### Direction
Write out the whole listing word for word.

### Provided data
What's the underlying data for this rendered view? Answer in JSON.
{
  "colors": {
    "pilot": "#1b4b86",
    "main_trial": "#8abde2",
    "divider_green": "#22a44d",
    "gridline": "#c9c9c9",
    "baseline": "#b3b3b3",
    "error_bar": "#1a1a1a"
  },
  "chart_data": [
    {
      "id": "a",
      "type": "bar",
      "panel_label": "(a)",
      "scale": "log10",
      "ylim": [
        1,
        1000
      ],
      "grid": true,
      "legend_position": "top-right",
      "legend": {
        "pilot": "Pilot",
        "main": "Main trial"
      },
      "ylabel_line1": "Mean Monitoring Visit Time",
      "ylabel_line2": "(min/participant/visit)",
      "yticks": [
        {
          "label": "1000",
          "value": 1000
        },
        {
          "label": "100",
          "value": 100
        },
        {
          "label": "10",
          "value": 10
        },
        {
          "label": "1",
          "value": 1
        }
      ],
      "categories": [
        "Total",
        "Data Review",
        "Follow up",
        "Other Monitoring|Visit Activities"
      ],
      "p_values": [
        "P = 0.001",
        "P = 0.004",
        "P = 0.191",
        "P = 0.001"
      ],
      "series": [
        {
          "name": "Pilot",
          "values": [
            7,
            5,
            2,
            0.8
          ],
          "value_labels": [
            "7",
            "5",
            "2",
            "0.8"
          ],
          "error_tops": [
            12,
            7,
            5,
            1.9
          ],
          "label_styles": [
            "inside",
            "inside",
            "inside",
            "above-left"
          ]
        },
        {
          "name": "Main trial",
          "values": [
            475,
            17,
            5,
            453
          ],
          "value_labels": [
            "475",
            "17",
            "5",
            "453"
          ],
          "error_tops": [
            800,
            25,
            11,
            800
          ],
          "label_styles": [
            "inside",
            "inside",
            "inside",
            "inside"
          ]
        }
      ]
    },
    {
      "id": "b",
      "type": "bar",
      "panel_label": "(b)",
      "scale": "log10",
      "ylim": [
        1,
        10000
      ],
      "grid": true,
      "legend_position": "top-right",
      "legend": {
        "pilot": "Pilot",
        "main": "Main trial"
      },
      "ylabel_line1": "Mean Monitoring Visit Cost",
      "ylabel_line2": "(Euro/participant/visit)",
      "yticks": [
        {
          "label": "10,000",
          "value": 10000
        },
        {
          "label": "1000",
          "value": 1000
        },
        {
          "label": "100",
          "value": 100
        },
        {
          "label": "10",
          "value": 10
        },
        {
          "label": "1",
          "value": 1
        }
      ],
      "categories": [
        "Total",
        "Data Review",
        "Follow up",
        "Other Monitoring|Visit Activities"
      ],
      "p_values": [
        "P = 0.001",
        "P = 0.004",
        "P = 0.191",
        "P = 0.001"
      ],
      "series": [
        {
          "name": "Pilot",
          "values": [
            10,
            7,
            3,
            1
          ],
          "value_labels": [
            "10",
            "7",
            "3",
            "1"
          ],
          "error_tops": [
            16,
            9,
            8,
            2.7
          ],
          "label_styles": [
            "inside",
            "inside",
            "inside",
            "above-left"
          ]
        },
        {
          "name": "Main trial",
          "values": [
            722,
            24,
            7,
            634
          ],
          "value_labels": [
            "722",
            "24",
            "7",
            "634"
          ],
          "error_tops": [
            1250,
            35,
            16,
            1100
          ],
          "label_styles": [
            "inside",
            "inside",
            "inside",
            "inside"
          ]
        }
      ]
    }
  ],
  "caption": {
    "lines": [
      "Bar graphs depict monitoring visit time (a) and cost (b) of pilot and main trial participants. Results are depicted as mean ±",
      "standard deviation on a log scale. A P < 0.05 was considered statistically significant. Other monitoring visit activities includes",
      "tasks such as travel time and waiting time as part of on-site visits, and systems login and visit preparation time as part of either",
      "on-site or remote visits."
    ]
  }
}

### Complete output
What's the underlying data for this rendered view? Answer in JSON.
{
  "colors": {
    "pilot": "#1b4b86",
    "main_trial": "#8abde2",
    "divider_green": "#22a44d",
    "gridline": "#c9c9c9",
    "baseline": "#b3b3b3",
    "error_bar": "#1a1a1a"
  },
  "chart_data": [
    {
      "id": "a",
      "type": "bar",
      "panel_label": "(a)",
      "scale": "log10",
      "ylim": [
        1,
        1000
      ],
      "grid": true,
      "legend_position": "top-right",
      "legend": {
        "pilot": "Pilot",
        "main": "Main trial"
      },
      "ylabel_line1": "Mean Monitoring Visit Time",
      "ylabel_line2": "(min/participant/visit)",
      "yticks": [
        {
          "label": "1000",
          "value": 1000
        },
        {
          "label": "100",
          "value": 100
        },
        {
          "label": "10",
          "value": 10
        },
        {
          "label": "1",
          "value": 1
        }
      ],
      "categories": [
        "Total",
        "Data Review",
        "Follow up",
        "Other Monitoring|Visit Activities"
      ],
      "p_values": [
        "P = 0.001",
        "P = 0.004",
        "P = 0.191",
        "P = 0.001"
      ],
      "series": [
        {
          "name": "Pilot",
          "values": [
            7,
            5,
            2,
            0.8
          ],
          "value_labels": [
            "7",
            "5",
            "2",
            "0.8"
          ],
          "error_tops": [
            12,
            7,
            5,
            1.9
          ],
          "label_styles": [
            "inside",
            "inside",
            "inside",
            "above-left"
          ]
        },
        {
          "name": "Main trial",
          "values": [
            475,
            17,
            5,
            453
          ],
          "value_labels": [
            "475",
            "17",
            "5",
            "453"
          ],
          "error_tops": [
            800,
            25,
            11,
            800
          ],
          "label_styles": [
            "inside",
            "inside",
            "inside",
            "inside"
          ]
        }
      ]
    },
    {
      "id": "b",
      "type": "bar",
      "panel_label": "(b)",
      "scale": "log10",
      "ylim": [
        1,
        10000
      ],
      "grid": true,
      "legend_position": "top-right",
      "legend": {
        "pilot": "Pilot",
        "main": "Main trial"
      },
      "ylabel_line1": "Mean Monitoring Visit Cost",
      "ylabel_line2": "(Euro/participant/visit)",
      "yticks": [
        {
          "label": "10,000",
          "value": 10000
        },
        {
          "label": "1000",
          "value": 1000
        },
        {
          "label": "100",
          "value": 100
        },
        {
          "label": "10",
          "value": 10
        },
        {
          "label": "1",
          "value": 1
        }
      ],
      "categories": [
        "Total",
        "Data Review",
        "Follow up",
        "Other Monitoring|Visit Activities"
      ],
      "p_values": [
        "P = 0.001",
        "P = 0.004",
        "P = 0.191",
        "P = 0.001"
      ],
      "series": [
        {
          "name": "Pilot",
          "values": [
            10,
            7,
            3,
            1
          ],
          "value_labels": [
            "10",
            "7",
            "3",
            "1"
          ],
          "error_tops": [
            16,
            9,
            8,
            2.7
          ],
          "label_styles": [
            "inside",
            "inside",
            "inside",
            "above-left"
          ]
        },
        {
          "name": "Main trial",
          "values": [
            722,
            24,
            7,
            634
          ],
          "value_labels": [
            "722",
            "24",
            "7",
            "634"
          ],
          "error_tops": [
            1250,
            35,
            16,
            1100
          ],
          "label_styles": [
            "inside",
            "inside",
            "inside",
            "inside"
          ]
        }
      ]
    }
  ],
  "caption": {
    "lines": [
      "Bar graphs depict monitoring visit time (a) and cost (b) of pilot and main trial participants. Results are depicted as mean ±",
      "standard deviation on a log scale. A P < 0.05 was considered statistically significant. Other monitoring visit activities includes",
      "tasks such as travel time and waiting time as part of on-site visits, and systems login and visit preparation time as part of either",
      "on-site or remote visits."
    ]
  }
}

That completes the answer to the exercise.